■ Set problem ■
Copy each line in the data that includes the word "this".

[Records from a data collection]
- - - - - - -

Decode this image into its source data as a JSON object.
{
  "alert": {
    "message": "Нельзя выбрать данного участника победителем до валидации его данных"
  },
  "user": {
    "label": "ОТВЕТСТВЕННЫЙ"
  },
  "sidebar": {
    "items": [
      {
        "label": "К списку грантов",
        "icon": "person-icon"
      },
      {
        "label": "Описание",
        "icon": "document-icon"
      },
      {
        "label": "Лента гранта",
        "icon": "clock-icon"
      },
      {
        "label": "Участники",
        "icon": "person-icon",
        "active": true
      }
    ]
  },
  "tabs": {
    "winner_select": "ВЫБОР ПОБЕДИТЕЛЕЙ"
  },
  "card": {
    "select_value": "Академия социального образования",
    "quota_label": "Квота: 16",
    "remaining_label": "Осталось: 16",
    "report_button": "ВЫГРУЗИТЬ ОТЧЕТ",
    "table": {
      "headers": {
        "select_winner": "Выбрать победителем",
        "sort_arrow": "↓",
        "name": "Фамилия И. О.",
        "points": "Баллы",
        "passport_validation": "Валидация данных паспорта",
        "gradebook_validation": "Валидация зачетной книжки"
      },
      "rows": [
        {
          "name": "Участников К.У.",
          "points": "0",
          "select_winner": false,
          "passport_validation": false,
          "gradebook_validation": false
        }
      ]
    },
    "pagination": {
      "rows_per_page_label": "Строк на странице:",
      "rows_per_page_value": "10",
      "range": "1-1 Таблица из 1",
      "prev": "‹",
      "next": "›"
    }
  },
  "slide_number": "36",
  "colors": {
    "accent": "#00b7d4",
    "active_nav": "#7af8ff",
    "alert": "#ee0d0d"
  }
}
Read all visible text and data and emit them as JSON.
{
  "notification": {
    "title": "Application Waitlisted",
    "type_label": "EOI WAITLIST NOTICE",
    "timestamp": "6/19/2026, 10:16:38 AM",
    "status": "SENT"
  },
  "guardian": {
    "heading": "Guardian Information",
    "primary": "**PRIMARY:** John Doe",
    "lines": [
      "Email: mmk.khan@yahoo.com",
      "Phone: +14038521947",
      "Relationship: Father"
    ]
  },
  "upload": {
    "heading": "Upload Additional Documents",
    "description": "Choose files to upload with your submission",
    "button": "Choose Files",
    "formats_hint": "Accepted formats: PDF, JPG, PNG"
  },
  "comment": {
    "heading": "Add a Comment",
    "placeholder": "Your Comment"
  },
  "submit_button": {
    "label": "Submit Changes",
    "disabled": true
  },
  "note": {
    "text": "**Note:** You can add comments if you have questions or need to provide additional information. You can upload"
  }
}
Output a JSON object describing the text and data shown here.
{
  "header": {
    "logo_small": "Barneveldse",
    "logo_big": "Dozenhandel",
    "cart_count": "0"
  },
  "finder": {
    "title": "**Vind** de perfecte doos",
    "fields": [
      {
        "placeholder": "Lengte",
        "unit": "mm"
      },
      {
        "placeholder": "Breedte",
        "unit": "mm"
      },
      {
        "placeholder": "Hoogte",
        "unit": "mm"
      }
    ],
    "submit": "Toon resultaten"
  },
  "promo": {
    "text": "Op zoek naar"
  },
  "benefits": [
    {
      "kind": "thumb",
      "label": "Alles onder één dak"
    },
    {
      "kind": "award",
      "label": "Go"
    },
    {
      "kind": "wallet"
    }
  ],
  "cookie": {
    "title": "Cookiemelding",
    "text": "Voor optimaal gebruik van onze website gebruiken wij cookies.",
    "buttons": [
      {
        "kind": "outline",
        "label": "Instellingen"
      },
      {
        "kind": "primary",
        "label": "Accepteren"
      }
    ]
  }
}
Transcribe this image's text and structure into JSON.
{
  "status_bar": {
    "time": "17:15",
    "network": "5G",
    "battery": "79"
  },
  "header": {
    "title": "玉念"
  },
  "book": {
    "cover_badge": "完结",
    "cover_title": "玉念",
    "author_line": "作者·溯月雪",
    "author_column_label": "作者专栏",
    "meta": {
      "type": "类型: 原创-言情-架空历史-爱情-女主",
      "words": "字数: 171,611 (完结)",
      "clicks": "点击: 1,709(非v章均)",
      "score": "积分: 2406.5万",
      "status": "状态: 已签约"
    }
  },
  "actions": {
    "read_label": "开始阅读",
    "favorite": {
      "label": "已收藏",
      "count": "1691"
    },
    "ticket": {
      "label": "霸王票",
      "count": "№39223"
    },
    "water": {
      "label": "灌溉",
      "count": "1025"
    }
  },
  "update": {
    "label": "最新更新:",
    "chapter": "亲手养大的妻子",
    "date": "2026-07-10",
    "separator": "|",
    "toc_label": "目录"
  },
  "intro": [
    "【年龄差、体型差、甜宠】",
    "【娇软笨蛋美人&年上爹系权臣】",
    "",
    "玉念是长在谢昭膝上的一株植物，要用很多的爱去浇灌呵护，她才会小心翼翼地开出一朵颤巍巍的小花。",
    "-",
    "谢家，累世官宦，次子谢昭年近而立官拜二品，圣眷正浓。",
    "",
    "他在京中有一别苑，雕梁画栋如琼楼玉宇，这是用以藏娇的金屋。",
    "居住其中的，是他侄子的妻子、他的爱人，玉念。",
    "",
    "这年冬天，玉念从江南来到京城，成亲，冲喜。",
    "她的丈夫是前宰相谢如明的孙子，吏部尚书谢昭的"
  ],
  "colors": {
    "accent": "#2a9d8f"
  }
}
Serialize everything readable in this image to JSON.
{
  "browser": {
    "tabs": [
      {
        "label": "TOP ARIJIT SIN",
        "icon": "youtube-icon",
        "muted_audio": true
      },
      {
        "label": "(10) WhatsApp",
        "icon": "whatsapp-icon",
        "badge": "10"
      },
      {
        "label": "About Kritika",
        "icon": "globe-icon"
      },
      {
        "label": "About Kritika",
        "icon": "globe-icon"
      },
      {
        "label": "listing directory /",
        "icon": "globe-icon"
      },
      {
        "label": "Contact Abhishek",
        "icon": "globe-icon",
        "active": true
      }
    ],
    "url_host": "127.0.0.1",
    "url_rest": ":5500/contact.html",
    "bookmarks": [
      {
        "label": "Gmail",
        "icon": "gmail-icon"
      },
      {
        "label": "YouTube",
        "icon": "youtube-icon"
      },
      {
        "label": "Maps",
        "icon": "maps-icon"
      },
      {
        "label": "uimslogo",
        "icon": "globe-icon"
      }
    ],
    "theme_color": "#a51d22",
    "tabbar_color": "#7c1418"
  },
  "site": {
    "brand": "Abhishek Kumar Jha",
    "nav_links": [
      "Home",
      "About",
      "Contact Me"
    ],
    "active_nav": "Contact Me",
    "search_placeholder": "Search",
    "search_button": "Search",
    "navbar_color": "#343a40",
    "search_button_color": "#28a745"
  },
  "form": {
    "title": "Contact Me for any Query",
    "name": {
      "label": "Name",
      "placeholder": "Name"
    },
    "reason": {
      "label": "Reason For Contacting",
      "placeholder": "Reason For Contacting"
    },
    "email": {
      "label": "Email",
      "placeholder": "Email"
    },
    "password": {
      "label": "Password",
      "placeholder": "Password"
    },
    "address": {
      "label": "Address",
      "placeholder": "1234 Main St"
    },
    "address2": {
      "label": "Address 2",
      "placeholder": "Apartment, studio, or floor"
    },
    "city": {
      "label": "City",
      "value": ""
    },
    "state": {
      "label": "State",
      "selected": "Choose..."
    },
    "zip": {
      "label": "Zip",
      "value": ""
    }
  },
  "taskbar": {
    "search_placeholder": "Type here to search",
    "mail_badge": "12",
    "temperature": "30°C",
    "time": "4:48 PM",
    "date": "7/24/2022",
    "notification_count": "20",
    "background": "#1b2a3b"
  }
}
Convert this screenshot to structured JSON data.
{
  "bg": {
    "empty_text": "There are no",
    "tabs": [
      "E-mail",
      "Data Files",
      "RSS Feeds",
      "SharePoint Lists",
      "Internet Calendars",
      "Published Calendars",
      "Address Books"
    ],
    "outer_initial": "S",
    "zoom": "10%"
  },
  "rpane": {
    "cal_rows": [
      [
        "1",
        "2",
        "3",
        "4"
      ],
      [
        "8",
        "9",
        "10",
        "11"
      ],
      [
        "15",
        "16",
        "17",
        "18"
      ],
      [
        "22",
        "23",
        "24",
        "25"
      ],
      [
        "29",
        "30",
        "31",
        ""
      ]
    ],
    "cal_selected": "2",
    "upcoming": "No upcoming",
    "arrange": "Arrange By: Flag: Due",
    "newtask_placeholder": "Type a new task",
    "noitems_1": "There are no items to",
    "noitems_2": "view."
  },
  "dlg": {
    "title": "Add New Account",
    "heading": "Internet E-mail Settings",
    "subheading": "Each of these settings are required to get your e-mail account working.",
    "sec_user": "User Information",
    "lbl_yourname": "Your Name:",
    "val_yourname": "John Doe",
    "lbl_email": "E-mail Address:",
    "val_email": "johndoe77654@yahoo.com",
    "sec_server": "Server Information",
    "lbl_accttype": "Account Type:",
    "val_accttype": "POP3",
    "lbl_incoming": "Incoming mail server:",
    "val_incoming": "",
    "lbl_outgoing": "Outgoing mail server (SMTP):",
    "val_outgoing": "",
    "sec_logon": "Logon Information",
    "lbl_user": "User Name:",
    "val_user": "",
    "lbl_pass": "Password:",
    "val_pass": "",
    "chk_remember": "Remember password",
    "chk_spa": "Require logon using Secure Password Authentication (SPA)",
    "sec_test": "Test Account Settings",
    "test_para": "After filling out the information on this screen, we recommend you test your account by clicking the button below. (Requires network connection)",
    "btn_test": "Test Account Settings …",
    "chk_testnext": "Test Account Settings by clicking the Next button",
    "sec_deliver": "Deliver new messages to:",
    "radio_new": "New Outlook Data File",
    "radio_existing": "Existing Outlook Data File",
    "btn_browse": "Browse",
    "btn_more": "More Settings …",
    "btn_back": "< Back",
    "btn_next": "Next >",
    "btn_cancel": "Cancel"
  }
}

- - - - - - -

■ The answer ■
Decode this image into its source data as a JSON object.
Transcribe this image's text and structure into JSON.
Serialize everything readable in this image to JSON.
Convert this screenshot to structured JSON data.
    "test_para": "After filling out the information on this screen, we recommend you test your account by clicking the button below. (Requires network connection)",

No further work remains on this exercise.